TASK STATEMENT:
Scan the following material for the string "Total" and copy each line in which it appears.
********************
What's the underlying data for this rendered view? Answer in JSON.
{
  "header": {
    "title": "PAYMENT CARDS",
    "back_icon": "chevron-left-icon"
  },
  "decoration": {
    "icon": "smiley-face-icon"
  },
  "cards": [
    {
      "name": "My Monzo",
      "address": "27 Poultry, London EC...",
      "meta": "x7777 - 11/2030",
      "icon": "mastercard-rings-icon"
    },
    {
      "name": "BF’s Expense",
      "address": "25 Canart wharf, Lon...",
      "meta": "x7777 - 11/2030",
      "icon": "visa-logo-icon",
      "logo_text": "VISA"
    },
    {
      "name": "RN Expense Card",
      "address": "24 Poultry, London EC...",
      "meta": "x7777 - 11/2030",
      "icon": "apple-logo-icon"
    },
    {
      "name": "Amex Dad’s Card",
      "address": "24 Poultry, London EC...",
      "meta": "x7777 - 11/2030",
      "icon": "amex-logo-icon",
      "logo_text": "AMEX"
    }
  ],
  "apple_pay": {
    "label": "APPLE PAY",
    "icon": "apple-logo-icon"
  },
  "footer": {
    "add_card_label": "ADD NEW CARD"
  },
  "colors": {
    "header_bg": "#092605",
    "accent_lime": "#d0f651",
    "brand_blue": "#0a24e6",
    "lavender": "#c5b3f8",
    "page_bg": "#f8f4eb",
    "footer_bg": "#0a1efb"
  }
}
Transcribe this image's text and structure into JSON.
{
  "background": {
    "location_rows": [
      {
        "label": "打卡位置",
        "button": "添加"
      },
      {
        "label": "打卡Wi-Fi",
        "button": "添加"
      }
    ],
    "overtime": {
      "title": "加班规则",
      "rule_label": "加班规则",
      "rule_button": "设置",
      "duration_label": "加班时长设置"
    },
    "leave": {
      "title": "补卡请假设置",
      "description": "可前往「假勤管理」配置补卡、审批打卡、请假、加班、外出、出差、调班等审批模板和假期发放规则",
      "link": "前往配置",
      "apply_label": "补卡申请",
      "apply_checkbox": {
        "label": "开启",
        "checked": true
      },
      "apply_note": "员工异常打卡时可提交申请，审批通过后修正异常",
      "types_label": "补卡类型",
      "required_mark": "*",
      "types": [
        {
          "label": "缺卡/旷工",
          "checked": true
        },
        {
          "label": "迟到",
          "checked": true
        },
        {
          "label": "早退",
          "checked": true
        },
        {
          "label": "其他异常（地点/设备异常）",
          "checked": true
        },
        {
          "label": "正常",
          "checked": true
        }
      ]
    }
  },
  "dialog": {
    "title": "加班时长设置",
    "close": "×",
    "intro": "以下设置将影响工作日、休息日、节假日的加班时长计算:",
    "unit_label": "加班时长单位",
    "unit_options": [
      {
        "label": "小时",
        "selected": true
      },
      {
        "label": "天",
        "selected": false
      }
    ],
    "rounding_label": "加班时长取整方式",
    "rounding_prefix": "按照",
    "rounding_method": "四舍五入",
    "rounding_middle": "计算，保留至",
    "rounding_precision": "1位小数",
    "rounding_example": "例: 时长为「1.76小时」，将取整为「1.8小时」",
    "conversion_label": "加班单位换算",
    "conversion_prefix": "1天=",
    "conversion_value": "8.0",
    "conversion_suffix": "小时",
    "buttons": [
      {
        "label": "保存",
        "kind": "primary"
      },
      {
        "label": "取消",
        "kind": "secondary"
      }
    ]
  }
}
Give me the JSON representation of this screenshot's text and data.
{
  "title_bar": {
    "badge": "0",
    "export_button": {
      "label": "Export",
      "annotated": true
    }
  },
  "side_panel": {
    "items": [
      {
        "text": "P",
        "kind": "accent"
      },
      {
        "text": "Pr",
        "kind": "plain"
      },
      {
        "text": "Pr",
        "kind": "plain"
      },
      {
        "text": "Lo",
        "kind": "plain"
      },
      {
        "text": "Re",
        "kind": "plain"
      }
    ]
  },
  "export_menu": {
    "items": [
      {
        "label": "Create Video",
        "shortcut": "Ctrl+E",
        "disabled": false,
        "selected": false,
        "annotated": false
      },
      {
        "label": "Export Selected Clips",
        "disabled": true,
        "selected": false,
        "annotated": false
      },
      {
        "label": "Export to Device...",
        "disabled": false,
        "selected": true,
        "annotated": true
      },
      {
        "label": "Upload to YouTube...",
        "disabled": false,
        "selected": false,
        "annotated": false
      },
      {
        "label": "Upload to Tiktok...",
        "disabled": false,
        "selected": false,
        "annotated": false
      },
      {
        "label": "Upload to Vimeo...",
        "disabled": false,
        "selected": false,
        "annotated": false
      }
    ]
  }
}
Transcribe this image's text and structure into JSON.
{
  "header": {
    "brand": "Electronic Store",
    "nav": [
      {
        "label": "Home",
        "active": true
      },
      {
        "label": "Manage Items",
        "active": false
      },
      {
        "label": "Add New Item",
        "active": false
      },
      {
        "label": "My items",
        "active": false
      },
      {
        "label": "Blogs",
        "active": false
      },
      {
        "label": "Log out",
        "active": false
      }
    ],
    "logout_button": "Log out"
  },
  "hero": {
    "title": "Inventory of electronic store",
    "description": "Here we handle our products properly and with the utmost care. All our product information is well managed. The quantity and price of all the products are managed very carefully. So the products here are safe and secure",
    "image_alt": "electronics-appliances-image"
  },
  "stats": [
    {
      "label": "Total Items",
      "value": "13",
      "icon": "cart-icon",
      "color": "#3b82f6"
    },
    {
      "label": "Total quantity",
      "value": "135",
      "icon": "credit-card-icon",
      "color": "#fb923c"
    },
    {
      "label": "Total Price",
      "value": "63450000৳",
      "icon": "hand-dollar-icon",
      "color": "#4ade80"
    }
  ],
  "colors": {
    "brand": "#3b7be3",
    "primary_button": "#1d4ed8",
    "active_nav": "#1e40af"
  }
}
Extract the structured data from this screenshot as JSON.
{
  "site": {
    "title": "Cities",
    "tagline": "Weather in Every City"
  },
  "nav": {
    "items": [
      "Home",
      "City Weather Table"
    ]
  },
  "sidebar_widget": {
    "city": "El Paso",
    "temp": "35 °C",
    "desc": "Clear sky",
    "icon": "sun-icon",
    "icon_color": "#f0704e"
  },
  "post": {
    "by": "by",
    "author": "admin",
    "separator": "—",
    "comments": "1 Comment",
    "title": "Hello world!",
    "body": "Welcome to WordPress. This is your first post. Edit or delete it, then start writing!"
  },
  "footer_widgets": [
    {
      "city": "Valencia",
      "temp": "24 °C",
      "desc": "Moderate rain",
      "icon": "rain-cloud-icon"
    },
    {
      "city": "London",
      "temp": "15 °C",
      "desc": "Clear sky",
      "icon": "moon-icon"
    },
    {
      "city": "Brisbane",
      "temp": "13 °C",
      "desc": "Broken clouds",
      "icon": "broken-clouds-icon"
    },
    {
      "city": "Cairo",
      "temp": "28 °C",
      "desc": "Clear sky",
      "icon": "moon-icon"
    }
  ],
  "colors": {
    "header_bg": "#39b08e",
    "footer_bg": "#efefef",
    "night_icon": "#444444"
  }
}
********************
PROBLEM SOLUTION:
      "label": "Total Items",
      "label": "Total quantity",
      "label": "Total Price",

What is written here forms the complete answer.